- REQUIREMENT:
Copy every line of the listing that holds the string "been".

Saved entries
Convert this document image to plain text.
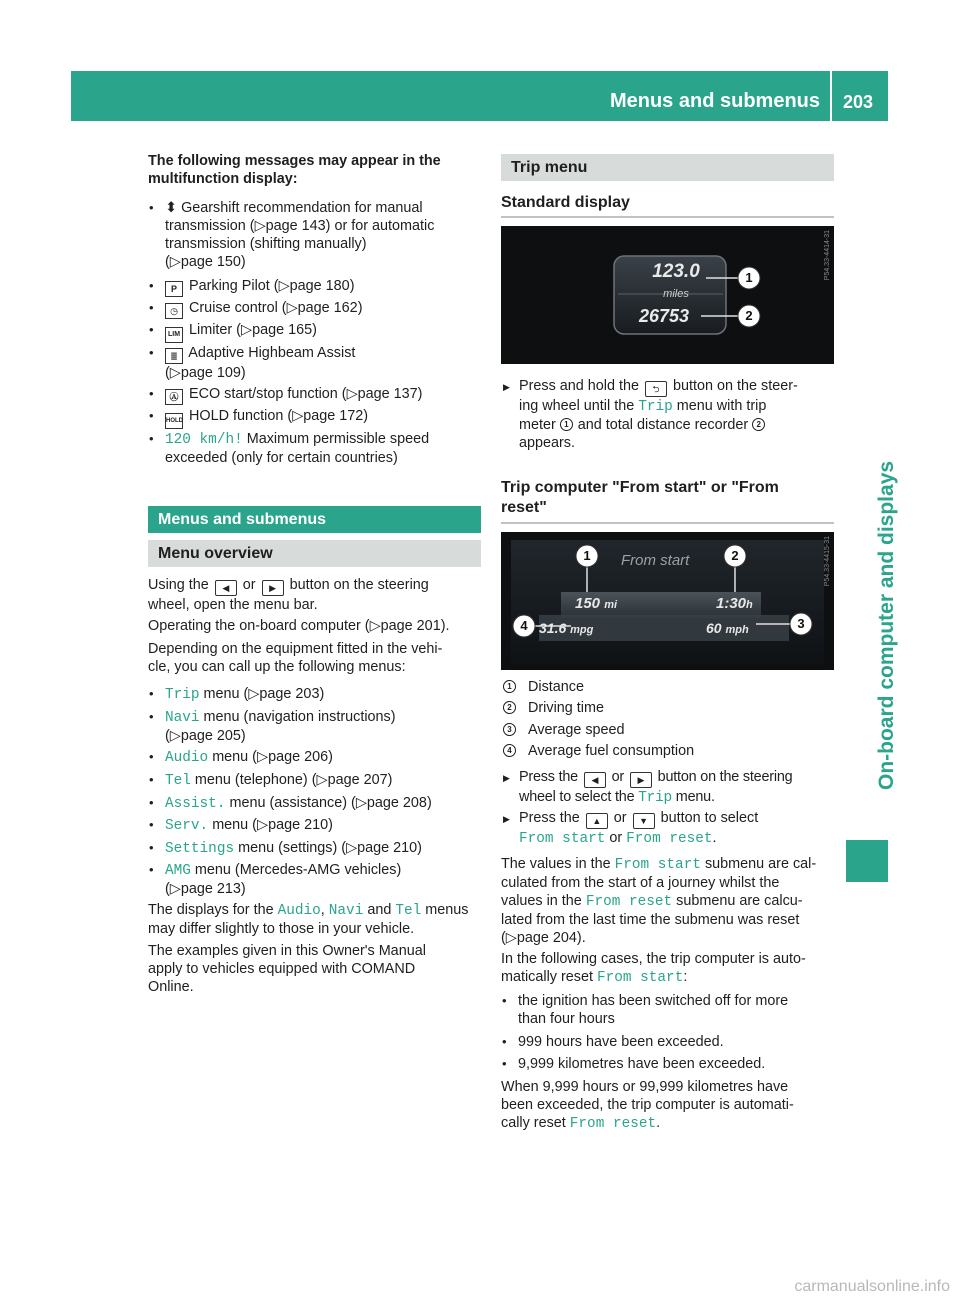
Menus and submenus 203
On-board computer and displays

The following messages may appear in the multifunction display:

• ⬍ Gearshift recommendation for manual
transmission (▷page 143) or for automatic
transmission (shifting manually)
(▷page 150)
• P Parking Pilot (▷page 180)
• ◷ Cruise control (▷page 162)
• LIM Limiter (▷page 165)
• ≣ Adaptive Highbeam Assist
(▷page 109)
• Ⓐ ECO start/stop function (▷page 137)
• HOLD HOLD function (▷page 172)
• 120 km/h! Maximum permissible speed
exceeded (only for certain countries)
Menus and submenus
Menu overview

Using the ◀ or ▶ button on the steering
wheel, open the menu bar.

Operating the on-board computer (▷page 201).

Depending on the equipment fitted in the vehi-
cle, you can call up the following menus:

• Trip menu (▷page 203)
• Navi menu (navigation instructions)
(▷page 205)
• Audio menu (▷page 206)
• Tel menu (telephone) (▷page 207)
• Assist. menu (assistance) (▷page 208)
• Serv. menu (▷page 210)
• Settings menu (settings) (▷page 210)
• AMG menu (Mercedes-AMG vehicles)
(▷page 213)

The displays for the Audio, Navi and Tel menus
may differ slightly to those in your vehicle.

The examples given in this Owner's Manual
apply to vehicles equipped with COMAND
Online.

Trip menu
Standard display
123.0
miles
26753
1
2
P54.33-4414-31
▶ Press and hold the ⮌ button on the steer-
ing wheel until the Trip menu with trip
meter	1 and total distance recorder	2

appears.
Trip computer "From start" or "From
reset"
From start
150 mi	1:30h
31.6 mpg	60 mph
1	2
3
4
P54.33-4415-31
1 Distance
2 Driving time
3 Average speed
4 Average fuel consumption
▶ Press the ◀ or ▶ button on the steering
wheel to select the Trip menu.
▶ Press the ▲ or ▼ button to select
From start or From reset.

The values in the From start submenu are cal-
culated from the start of a journey whilst the
values in the From reset submenu are calcu-
lated from the last time the submenu was reset
(▷page 204).

In the following cases, the trip computer is auto-
matically reset From start:

• the ignition has been switched off for more
than four hours
• 999 hours have been exceeded.
• 9,999 kilometres have been exceeded.

When 9,999 hours or 99,999 kilometres have
been exceeded, the trip computer is automati-
cally reset From reset.

carmanualsonline.info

- RIGHT ANSWER:
• the ignition has been switched off for more
• 999 hours have been exceeded.
• 9,999 kilometres have been exceeded.
been exceeded, the trip computer is automati-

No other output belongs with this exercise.